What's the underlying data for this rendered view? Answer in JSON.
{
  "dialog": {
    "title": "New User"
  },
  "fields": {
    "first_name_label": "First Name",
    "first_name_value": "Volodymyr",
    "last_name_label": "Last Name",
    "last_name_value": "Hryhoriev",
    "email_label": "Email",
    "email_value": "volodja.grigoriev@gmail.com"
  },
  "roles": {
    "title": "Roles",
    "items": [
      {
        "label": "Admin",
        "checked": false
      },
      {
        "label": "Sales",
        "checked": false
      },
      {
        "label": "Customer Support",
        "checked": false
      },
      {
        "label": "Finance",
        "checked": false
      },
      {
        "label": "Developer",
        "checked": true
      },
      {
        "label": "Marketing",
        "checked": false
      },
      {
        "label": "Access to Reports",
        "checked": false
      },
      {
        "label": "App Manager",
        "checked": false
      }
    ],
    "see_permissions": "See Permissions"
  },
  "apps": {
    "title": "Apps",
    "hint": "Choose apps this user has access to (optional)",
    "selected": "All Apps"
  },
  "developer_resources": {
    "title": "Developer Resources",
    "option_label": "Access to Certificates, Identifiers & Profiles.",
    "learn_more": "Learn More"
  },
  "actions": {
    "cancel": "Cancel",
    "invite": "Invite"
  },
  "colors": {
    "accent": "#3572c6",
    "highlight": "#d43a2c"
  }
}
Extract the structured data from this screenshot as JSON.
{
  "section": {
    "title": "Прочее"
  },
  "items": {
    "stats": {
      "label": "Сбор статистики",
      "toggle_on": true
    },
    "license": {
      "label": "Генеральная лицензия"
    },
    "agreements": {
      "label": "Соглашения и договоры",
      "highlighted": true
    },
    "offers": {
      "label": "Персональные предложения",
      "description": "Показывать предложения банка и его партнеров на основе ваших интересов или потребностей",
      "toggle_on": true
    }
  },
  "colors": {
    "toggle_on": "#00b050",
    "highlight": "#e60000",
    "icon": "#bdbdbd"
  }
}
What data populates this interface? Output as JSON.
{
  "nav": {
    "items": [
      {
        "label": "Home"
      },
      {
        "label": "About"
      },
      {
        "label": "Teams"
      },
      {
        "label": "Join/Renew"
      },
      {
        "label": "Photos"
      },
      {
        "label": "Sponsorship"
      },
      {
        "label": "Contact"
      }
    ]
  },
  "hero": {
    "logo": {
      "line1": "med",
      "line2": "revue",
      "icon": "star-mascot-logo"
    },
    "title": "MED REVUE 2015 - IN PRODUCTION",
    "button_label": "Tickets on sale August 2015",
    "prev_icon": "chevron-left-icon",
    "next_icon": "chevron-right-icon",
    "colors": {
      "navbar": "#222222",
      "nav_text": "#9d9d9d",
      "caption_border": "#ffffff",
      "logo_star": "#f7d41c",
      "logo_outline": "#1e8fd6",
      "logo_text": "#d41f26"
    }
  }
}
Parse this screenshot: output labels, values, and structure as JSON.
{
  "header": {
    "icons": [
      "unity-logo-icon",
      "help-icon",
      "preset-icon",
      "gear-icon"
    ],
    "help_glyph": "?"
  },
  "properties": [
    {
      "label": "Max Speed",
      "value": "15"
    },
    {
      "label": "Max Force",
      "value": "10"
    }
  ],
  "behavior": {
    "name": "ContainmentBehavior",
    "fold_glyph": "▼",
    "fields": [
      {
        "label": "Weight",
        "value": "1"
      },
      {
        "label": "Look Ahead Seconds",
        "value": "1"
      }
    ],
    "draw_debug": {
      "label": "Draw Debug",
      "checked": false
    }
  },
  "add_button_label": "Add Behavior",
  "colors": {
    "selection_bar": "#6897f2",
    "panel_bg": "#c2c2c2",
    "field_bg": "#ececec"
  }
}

Short problem: Word for word, write out the data.

Result for this task:
What's the underlying data for this rendered view? Answer in JSON.
{
  "dialog": {
    "title": "New User"
  },
  "fields": {
    "first_name_label": "First Name",
    "first_name_value": "Volodymyr",
    "last_name_label": "Last Name",
    "last_name_value": "Hryhoriev",
    "email_label": "Email",
    "email_value": "volodja.grigoriev@gmail.com"
  },
  "roles": {
    "title": "Roles",
    "items": [
      {
        "label": "Admin",
        "checked": false
      },
      {
        "label": "Sales",
        "checked": false
      },
      {
        "label": "Customer Support",
        "checked": false
      },
      {
        "label": "Finance",
        "checked": false
      },
      {
        "label": "Developer",
        "checked": true
      },
      {
        "label": "Marketing",
        "checked": false
      },
      {
        "label": "Access to Reports",
        "checked": false
      },
      {
        "label": "App Manager",
        "checked": false
      }
    ],
    "see_permissions": "See Permissions"
  },
  "apps": {
    "title": "Apps",
    "hint": "Choose apps this user has access to (optional)",
    "selected": "All Apps"
  },
  "developer_resources": {
    "title": "Developer Resources",
    "option_label": "Access to Certificates, Identifiers & Profiles.",
    "learn_more": "Learn More"
  },
  "actions": {
    "cancel": "Cancel",
    "invite": "Invite"
  },
  "colors": {
    "accent": "#3572c6",
    "highlight": "#d43a2c"
  }
}
Extract the structured data from this screenshot as JSON.
{
  "section": {
    "title": "Прочее"
  },
  "items": {
    "stats": {
      "label": "Сбор статистики",
      "toggle_on": true
    },
    "license": {
      "label": "Генеральная лицензия"
    },
    "agreements": {
      "label": "Соглашения и договоры",
      "highlighted": true
    },
    "offers": {
      "label": "Персональные предложения",
      "description": "Показывать предложения банка и его партнеров на основе ваших интересов или потребностей",
      "toggle_on": true
    }
  },
  "colors": {
    "toggle_on": "#00b050",
    "highlight": "#e60000",
    "icon": "#bdbdbd"
  }
}
What data populates this interface? Output as JSON.
{
  "nav": {
    "items": [
      {
        "label": "Home"
      },
      {
        "label": "About"
      },
      {
        "label": "Teams"
      },
      {
        "label": "Join/Renew"
      },
      {
        "label": "Photos"
      },
      {
        "label": "Sponsorship"
      },
      {
        "label": "Contact"
      }
    ]
  },
  "hero": {
    "logo": {
      "line1": "med",
      "line2": "revue",
      "icon": "star-mascot-logo"
    },
    "title": "MED REVUE 2015 - IN PRODUCTION",
    "button_label": "Tickets on sale August 2015",
    "prev_icon": "chevron-left-icon",
    "next_icon": "chevron-right-icon",
    "colors": {
      "navbar": "#222222",
      "nav_text": "#9d9d9d",
      "caption_border": "#ffffff",
      "logo_star": "#f7d41c",
      "logo_outline": "#1e8fd6",
      "logo_text": "#d41f26"
    }
  }
}
Parse this screenshot: output labels, values, and structure as JSON.
{
  "header": {
    "icons": [
      "unity-logo-icon",
      "help-icon",
      "preset-icon",
      "gear-icon"
    ],
    "help_glyph": "?"
  },
  "properties": [
    {
      "label": "Max Speed",
      "value": "15"
    },
    {
      "label": "Max Force",
      "value": "10"
    }
  ],
  "behavior": {
    "name": "ContainmentBehavior",
    "fold_glyph": "▼",
    "fields": [
      {
        "label": "Weight",
        "value": "1"
      },
      {
        "label": "Look Ahead Seconds",
        "value": "1"
      }
    ],
    "draw_debug": {
      "label": "Draw Debug",
      "checked": false
    }
  },
  "add_button_label": "Add Behavior",
  "colors": {
    "selection_bar": "#6897f2",
    "panel_bg": "#c2c2c2",
    "field_bg": "#ececec"
  }
}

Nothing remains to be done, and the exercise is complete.